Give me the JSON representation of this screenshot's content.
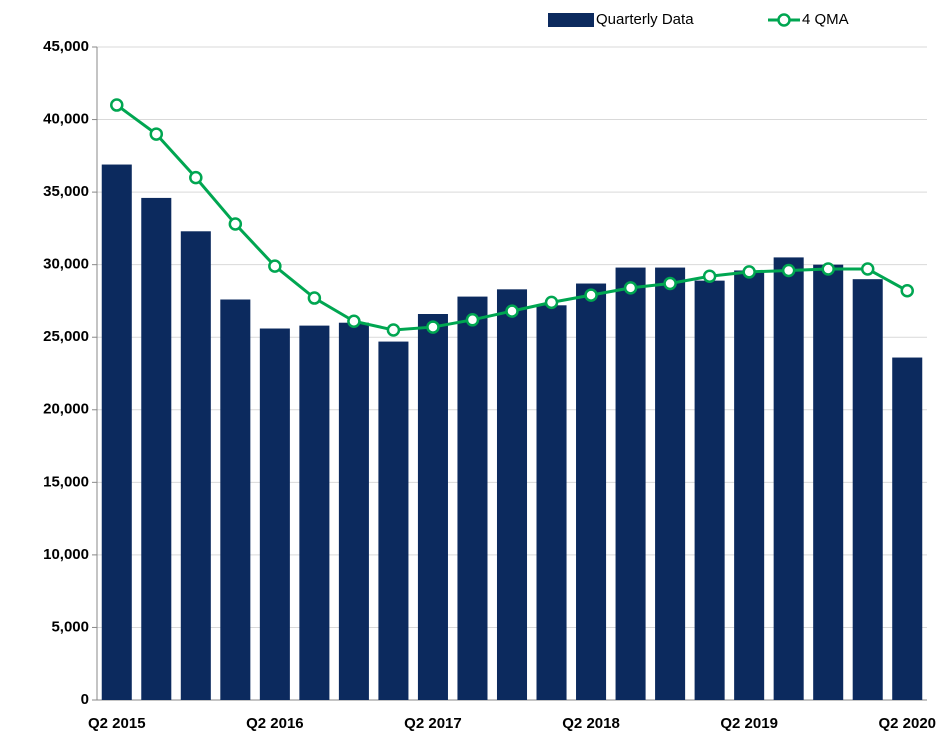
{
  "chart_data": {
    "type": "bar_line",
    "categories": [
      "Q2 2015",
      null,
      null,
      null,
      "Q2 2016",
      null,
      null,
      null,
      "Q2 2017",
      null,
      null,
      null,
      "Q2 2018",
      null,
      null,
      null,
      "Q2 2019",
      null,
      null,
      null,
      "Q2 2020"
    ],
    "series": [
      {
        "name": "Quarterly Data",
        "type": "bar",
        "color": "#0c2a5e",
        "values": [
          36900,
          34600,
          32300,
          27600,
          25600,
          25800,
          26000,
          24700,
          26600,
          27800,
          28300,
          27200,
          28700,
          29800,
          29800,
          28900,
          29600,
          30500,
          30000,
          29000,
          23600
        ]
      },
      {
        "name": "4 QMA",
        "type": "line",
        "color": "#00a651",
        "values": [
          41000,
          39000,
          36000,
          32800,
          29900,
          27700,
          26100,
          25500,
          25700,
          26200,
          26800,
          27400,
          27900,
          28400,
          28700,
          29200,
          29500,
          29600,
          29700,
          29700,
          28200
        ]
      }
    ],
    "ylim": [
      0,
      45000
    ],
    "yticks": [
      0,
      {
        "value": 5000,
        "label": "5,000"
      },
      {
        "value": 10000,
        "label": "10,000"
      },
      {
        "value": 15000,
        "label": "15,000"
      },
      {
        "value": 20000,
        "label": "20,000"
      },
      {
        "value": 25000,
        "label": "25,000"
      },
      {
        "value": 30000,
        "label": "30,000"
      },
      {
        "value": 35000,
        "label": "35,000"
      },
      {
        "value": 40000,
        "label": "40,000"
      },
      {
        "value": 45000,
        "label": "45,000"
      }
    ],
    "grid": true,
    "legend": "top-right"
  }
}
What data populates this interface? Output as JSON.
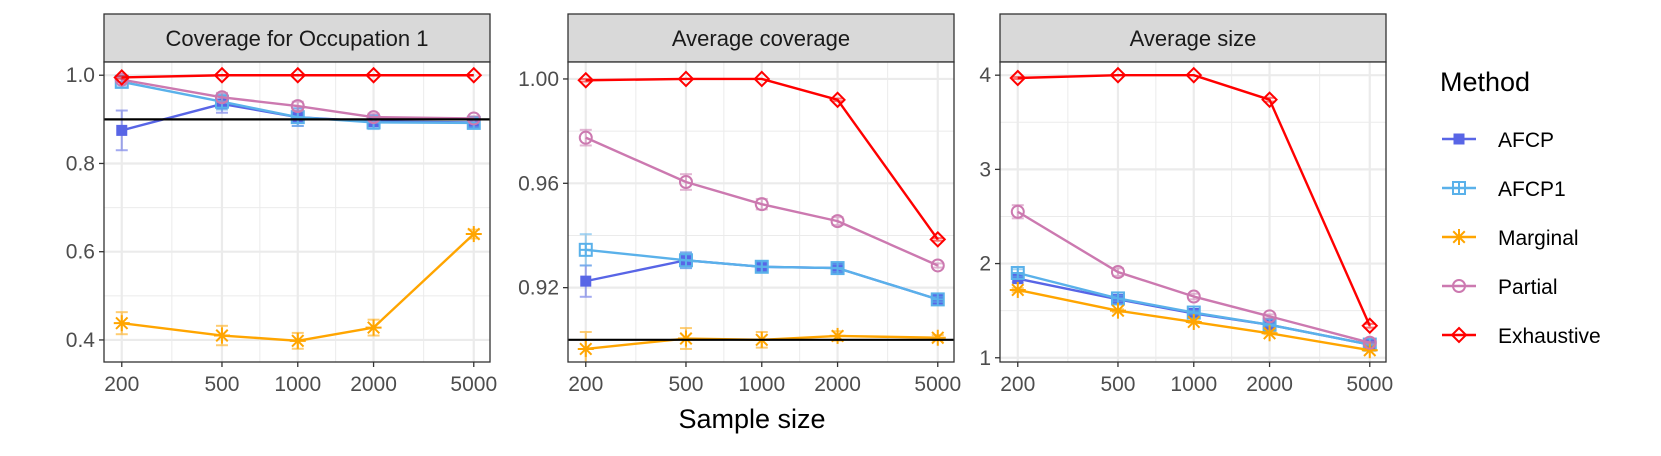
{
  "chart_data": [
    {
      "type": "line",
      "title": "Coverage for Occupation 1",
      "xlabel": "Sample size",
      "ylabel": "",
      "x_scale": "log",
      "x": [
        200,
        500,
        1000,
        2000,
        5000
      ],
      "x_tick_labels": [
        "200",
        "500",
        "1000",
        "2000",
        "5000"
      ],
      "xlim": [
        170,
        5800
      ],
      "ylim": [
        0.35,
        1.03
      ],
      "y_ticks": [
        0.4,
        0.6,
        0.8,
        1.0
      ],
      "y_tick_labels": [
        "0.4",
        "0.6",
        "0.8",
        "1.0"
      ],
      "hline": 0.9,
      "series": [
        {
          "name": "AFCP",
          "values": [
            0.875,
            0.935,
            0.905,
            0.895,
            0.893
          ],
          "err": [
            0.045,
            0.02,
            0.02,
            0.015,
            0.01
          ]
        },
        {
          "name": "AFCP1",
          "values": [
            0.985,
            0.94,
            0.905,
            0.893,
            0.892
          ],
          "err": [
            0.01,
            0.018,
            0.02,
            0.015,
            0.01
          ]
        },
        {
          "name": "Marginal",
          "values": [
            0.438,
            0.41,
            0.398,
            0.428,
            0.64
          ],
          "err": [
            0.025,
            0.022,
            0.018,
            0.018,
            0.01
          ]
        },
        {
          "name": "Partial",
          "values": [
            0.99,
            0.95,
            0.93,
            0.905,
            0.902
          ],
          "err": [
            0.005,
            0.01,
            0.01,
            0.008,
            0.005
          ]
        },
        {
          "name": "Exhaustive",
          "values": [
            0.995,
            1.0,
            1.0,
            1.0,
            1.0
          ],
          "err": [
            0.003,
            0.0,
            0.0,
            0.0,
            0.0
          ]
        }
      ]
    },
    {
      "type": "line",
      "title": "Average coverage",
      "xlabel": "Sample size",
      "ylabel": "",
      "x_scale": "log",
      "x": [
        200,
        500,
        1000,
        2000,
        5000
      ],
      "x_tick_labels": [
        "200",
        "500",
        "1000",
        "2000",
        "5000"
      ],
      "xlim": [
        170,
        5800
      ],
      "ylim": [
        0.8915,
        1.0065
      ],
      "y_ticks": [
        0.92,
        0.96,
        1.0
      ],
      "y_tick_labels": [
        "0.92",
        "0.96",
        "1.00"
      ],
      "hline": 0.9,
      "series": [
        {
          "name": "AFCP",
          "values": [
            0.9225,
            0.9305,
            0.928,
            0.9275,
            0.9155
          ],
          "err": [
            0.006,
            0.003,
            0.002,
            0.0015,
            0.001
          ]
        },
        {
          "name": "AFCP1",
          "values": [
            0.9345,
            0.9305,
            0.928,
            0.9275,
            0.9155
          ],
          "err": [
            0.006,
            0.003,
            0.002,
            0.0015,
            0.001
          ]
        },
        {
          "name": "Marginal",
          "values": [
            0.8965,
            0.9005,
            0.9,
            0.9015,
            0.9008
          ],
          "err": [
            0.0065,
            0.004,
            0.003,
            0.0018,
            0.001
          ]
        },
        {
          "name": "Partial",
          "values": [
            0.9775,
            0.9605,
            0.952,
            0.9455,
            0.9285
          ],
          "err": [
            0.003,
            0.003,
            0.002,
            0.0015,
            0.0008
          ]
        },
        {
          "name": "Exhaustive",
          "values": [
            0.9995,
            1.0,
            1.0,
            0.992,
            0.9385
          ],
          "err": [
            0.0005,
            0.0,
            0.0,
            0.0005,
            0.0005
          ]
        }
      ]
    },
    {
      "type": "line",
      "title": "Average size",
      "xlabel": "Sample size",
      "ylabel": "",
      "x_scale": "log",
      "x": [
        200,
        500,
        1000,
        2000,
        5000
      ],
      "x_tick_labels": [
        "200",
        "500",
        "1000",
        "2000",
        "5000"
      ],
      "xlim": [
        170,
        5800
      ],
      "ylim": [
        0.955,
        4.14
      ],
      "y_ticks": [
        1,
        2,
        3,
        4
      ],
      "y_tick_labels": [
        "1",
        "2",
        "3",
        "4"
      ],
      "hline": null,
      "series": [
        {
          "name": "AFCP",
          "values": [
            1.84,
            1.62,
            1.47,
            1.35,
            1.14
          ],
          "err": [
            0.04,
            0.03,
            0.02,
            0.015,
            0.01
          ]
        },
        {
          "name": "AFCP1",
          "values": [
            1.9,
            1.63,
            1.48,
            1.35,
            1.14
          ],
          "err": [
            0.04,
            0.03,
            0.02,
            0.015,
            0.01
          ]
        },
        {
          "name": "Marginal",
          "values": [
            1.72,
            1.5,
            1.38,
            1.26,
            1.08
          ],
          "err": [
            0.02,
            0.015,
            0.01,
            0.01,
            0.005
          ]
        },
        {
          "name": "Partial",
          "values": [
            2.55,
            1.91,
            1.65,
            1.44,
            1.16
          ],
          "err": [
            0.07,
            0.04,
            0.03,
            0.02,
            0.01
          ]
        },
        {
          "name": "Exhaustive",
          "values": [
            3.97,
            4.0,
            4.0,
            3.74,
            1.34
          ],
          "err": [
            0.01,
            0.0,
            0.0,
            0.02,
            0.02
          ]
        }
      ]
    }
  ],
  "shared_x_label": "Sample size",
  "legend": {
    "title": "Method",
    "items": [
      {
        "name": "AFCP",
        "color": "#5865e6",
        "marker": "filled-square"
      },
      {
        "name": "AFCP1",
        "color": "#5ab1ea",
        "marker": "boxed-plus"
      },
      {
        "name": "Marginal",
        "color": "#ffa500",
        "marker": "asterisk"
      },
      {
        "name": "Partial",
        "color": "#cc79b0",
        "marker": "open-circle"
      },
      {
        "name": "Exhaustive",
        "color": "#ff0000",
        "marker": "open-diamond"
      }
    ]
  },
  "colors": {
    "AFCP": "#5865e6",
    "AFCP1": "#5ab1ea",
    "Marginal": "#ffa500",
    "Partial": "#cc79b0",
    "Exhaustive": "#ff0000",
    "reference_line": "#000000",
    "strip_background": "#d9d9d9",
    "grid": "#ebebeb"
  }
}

---

§ **INSTRUCTIONS TO FOLLOW**: Say how many lines in the records hold "open", with the number as the whole reply.

§ **ANSWER TO THE EXERCISE**: 2